Problem ▸
Transcribe each of the records below exactly, excluding all pictures.

Document page entries with text ▸
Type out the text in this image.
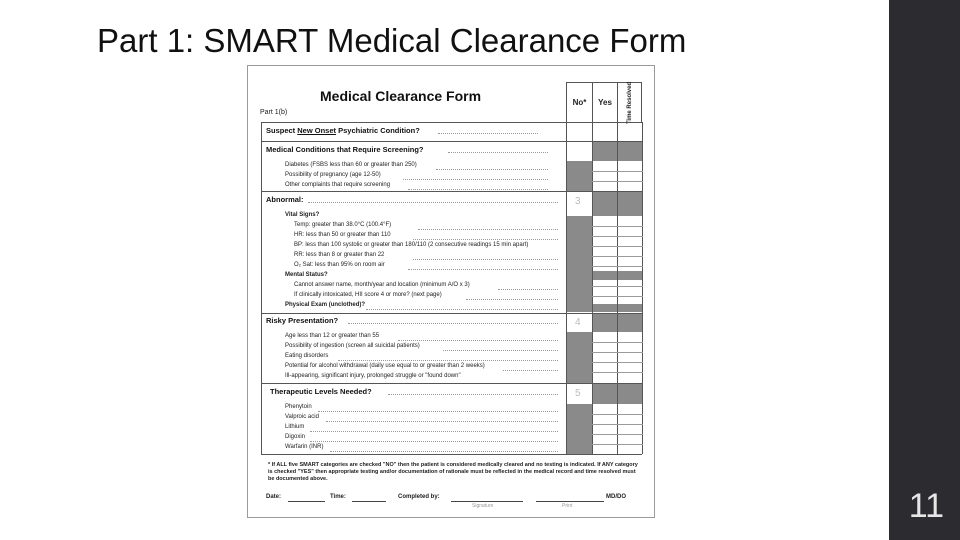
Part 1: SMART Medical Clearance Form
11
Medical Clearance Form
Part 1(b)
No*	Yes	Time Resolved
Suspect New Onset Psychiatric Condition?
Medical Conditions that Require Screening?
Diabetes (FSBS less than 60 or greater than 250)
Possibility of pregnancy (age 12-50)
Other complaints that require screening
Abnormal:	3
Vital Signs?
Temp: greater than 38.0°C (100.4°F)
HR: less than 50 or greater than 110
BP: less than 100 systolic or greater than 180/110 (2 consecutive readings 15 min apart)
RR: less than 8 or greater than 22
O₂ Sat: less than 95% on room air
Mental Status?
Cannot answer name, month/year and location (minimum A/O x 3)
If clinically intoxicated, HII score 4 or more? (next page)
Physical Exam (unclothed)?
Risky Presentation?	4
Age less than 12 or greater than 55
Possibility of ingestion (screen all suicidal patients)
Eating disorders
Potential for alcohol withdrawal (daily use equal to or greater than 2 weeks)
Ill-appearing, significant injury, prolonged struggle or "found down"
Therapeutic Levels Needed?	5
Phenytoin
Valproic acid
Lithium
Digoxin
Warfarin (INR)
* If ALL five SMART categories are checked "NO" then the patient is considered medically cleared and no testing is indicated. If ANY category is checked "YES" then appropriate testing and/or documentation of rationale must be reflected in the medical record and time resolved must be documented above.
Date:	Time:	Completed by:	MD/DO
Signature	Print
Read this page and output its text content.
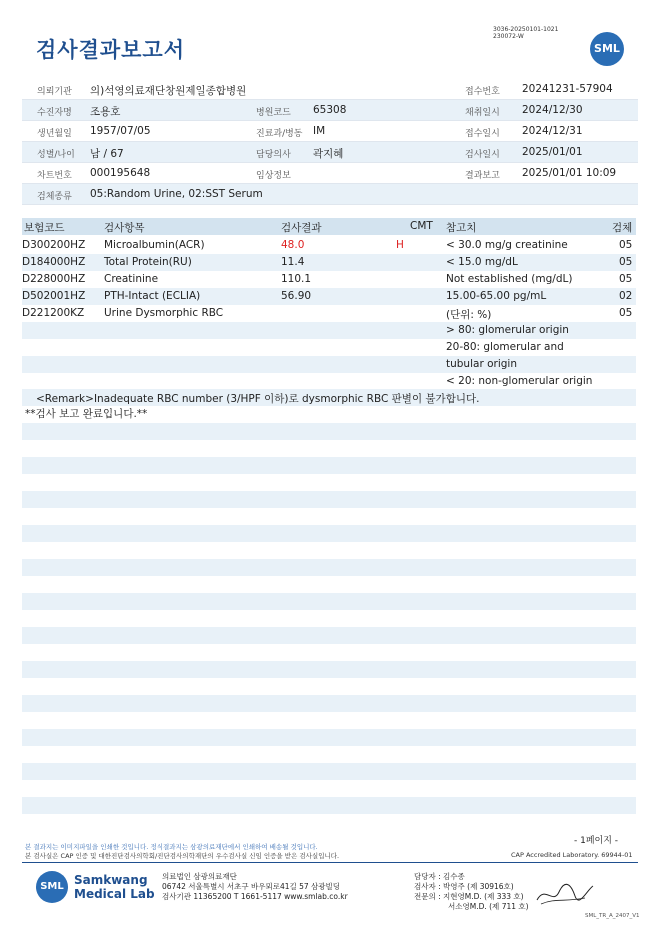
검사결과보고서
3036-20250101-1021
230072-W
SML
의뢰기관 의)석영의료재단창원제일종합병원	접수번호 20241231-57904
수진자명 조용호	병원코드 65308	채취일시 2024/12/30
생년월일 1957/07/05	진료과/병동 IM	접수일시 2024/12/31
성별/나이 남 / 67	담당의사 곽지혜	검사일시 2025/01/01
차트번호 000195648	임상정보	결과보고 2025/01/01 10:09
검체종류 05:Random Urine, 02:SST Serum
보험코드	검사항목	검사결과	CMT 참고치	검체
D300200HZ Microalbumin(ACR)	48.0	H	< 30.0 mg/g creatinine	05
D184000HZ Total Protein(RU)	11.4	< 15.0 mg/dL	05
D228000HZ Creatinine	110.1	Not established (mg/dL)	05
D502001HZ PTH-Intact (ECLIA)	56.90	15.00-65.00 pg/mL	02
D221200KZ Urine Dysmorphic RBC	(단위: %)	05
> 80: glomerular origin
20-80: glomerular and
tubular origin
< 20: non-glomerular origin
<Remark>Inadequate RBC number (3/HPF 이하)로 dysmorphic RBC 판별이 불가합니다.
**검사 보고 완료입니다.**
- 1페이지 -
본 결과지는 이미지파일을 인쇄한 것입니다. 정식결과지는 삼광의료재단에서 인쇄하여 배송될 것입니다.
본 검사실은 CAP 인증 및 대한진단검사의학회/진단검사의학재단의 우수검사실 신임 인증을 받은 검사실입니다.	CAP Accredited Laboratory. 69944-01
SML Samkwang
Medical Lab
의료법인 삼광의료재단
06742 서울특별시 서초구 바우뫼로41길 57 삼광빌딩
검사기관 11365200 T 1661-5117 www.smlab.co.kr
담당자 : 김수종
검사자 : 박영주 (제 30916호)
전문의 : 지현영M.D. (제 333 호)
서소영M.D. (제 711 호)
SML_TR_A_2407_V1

Answer space ▸
Type out the text in this image.
Part 1: SMART Medical Clearance Form
11
Medical Clearance Form
Part 1(b)
No*	Yes	Time Resolved
Suspect New Onset Psychiatric Condition?
Medical Conditions that Require Screening?
Diabetes (FSBS less than 60 or greater than 250)
Possibility of pregnancy (age 12-50)
Other complaints that require screening
Abnormal:	3
Vital Signs?
Temp: greater than 38.0°C (100.4°F)
HR: less than 50 or greater than 110
BP: less than 100 systolic or greater than 180/110 (2 consecutive readings 15 min apart)
RR: less than 8 or greater than 22
O₂ Sat: less than 95% on room air
Mental Status?
Cannot answer name, month/year and location (minimum A/O x 3)
If clinically intoxicated, HII score 4 or more? (next page)
Physical Exam (unclothed)?
Risky Presentation?	4
Age less than 12 or greater than 55
Possibility of ingestion (screen all suicidal patients)
Eating disorders
Potential for alcohol withdrawal (daily use equal to or greater than 2 weeks)
Ill-appearing, significant injury, prolonged struggle or "found down"
Therapeutic Levels Needed?	5
Phenytoin
Valproic acid
Lithium
Digoxin
Warfarin (INR)
* If ALL five SMART categories are checked "NO" then the patient is considered medically cleared and no testing is indicated. If ANY category is checked "YES" then appropriate testing and/or documentation of rationale must be reflected in the medical record and time resolved must be documented above.
Date:	Time:	Completed by:	MD/DO
Signature	Print
Read this page and output its text content.
검사결과보고서
3036-20250101-1021
230072-W
SML
의뢰기관 의)석영의료재단창원제일종합병원	접수번호 20241231-57904
수진자명 조용호	병원코드 65308	채취일시 2024/12/30
생년월일 1957/07/05	진료과/병동 IM	접수일시 2024/12/31
성별/나이 남 / 67	담당의사 곽지혜	검사일시 2025/01/01
차트번호 000195648	임상정보	결과보고 2025/01/01 10:09
검체종류 05:Random Urine, 02:SST Serum
보험코드	검사항목	검사결과	CMT 참고치	검체
D300200HZ Microalbumin(ACR)	48.0	H	< 30.0 mg/g creatinine	05
D184000HZ Total Protein(RU)	11.4	< 15.0 mg/dL	05
D228000HZ Creatinine	110.1	Not established (mg/dL)	05
D502001HZ PTH-Intact (ECLIA)	56.90	15.00-65.00 pg/mL	02
D221200KZ Urine Dysmorphic RBC	(단위: %)	05
> 80: glomerular origin
20-80: glomerular and
tubular origin
< 20: non-glomerular origin
<Remark>Inadequate RBC number (3/HPF 이하)로 dysmorphic RBC 판별이 불가합니다.
**검사 보고 완료입니다.**
- 1페이지 -
본 결과지는 이미지파일을 인쇄한 것입니다. 정식결과지는 삼광의료재단에서 인쇄하여 배송될 것입니다.
본 검사실은 CAP 인증 및 대한진단검사의학회/진단검사의학재단의 우수검사실 신임 인증을 받은 검사실입니다.	CAP Accredited Laboratory. 69944-01
SML Samkwang
Medical Lab
의료법인 삼광의료재단
06742 서울특별시 서초구 바우뫼로41길 57 삼광빌딩
검사기관 11365200 T 1661-5117 www.smlab.co.kr
담당자 : 김수종
검사자 : 박영주 (제 30916호)
전문의 : 지현영M.D. (제 333 호)
서소영M.D. (제 711 호)
SML_TR_A_2407_V1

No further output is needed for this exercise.